> [Aim]
Retype the records below exactly as they appear.

◇ ◇ ◇

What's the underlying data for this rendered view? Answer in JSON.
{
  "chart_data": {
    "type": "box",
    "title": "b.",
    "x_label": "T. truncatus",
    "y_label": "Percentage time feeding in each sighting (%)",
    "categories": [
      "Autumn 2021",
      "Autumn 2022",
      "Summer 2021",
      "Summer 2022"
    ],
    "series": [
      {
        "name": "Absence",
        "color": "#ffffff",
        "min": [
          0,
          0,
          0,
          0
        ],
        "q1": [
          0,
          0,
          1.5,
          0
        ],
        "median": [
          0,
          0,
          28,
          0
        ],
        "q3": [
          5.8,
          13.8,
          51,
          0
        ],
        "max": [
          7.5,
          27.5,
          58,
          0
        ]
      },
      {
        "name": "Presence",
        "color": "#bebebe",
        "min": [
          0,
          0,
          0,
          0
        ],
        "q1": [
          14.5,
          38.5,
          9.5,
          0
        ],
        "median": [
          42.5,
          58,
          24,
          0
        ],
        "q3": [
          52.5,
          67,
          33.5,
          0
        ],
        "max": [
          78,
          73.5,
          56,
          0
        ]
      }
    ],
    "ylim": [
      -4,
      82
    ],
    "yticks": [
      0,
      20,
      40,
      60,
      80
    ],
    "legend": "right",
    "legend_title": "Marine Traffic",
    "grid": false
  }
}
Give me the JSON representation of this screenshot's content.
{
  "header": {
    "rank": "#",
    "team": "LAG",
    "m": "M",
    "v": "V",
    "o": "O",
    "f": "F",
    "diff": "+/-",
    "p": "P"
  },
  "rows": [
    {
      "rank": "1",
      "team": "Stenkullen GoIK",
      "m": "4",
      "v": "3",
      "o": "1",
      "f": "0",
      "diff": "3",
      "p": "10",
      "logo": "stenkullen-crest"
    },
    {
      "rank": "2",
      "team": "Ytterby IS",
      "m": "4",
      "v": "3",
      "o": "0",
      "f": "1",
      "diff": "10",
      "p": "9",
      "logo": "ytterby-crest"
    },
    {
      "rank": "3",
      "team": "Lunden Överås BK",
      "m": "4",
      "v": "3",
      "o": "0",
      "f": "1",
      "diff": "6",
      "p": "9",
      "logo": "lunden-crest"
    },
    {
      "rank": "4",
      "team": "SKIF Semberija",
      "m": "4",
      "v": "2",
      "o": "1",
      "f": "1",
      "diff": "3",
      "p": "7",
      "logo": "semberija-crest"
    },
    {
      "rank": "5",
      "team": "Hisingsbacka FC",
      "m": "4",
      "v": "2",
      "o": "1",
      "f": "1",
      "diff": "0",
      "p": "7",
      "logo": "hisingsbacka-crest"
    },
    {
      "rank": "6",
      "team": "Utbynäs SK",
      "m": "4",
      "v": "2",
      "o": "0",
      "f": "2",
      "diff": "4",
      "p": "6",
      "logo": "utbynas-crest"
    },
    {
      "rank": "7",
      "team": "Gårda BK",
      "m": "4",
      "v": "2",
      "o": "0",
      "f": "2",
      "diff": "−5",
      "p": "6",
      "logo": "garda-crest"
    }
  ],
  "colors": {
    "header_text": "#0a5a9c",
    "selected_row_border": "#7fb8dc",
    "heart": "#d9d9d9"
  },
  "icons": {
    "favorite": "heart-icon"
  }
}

◇ ◇ ◇

> [Exercise solution]
What's the underlying data for this rendered view? Answer in JSON.
{
  "chart_data": {
    "type": "box",
    "title": "b.",
    "x_label": "T. truncatus",
    "y_label": "Percentage time feeding in each sighting (%)",
    "categories": [
      "Autumn 2021",
      "Autumn 2022",
      "Summer 2021",
      "Summer 2022"
    ],
    "series": [
      {
        "name": "Absence",
        "color": "#ffffff",
        "min": [
          0,
          0,
          0,
          0
        ],
        "q1": [
          0,
          0,
          1.5,
          0
        ],
        "median": [
          0,
          0,
          28,
          0
        ],
        "q3": [
          5.8,
          13.8,
          51,
          0
        ],
        "max": [
          7.5,
          27.5,
          58,
          0
        ]
      },
      {
        "name": "Presence",
        "color": "#bebebe",
        "min": [
          0,
          0,
          0,
          0
        ],
        "q1": [
          14.5,
          38.5,
          9.5,
          0
        ],
        "median": [
          42.5,
          58,
          24,
          0
        ],
        "q3": [
          52.5,
          67,
          33.5,
          0
        ],
        "max": [
          78,
          73.5,
          56,
          0
        ]
      }
    ],
    "ylim": [
      -4,
      82
    ],
    "yticks": [
      0,
      20,
      40,
      60,
      80
    ],
    "legend": "right",
    "legend_title": "Marine Traffic",
    "grid": false
  }
}
Give me the JSON representation of this screenshot's content.
{
  "header": {
    "rank": "#",
    "team": "LAG",
    "m": "M",
    "v": "V",
    "o": "O",
    "f": "F",
    "diff": "+/-",
    "p": "P"
  },
  "rows": [
    {
      "rank": "1",
      "team": "Stenkullen GoIK",
      "m": "4",
      "v": "3",
      "o": "1",
      "f": "0",
      "diff": "3",
      "p": "10",
      "logo": "stenkullen-crest"
    },
    {
      "rank": "2",
      "team": "Ytterby IS",
      "m": "4",
      "v": "3",
      "o": "0",
      "f": "1",
      "diff": "10",
      "p": "9",
      "logo": "ytterby-crest"
    },
    {
      "rank": "3",
      "team": "Lunden Överås BK",
      "m": "4",
      "v": "3",
      "o": "0",
      "f": "1",
      "diff": "6",
      "p": "9",
      "logo": "lunden-crest"
    },
    {
      "rank": "4",
      "team": "SKIF Semberija",
      "m": "4",
      "v": "2",
      "o": "1",
      "f": "1",
      "diff": "3",
      "p": "7",
      "logo": "semberija-crest"
    },
    {
      "rank": "5",
      "team": "Hisingsbacka FC",
      "m": "4",
      "v": "2",
      "o": "1",
      "f": "1",
      "diff": "0",
      "p": "7",
      "logo": "hisingsbacka-crest"
    },
    {
      "rank": "6",
      "team": "Utbynäs SK",
      "m": "4",
      "v": "2",
      "o": "0",
      "f": "2",
      "diff": "4",
      "p": "6",
      "logo": "utbynas-crest"
    },
    {
      "rank": "7",
      "team": "Gårda BK",
      "m": "4",
      "v": "2",
      "o": "0",
      "f": "2",
      "diff": "−5",
      "p": "6",
      "logo": "garda-crest"
    }
  ],
  "colors": {
    "header_text": "#0a5a9c",
    "selected_row_border": "#7fb8dc",
    "heart": "#d9d9d9"
  },
  "icons": {
    "favorite": "heart-icon"
  }
}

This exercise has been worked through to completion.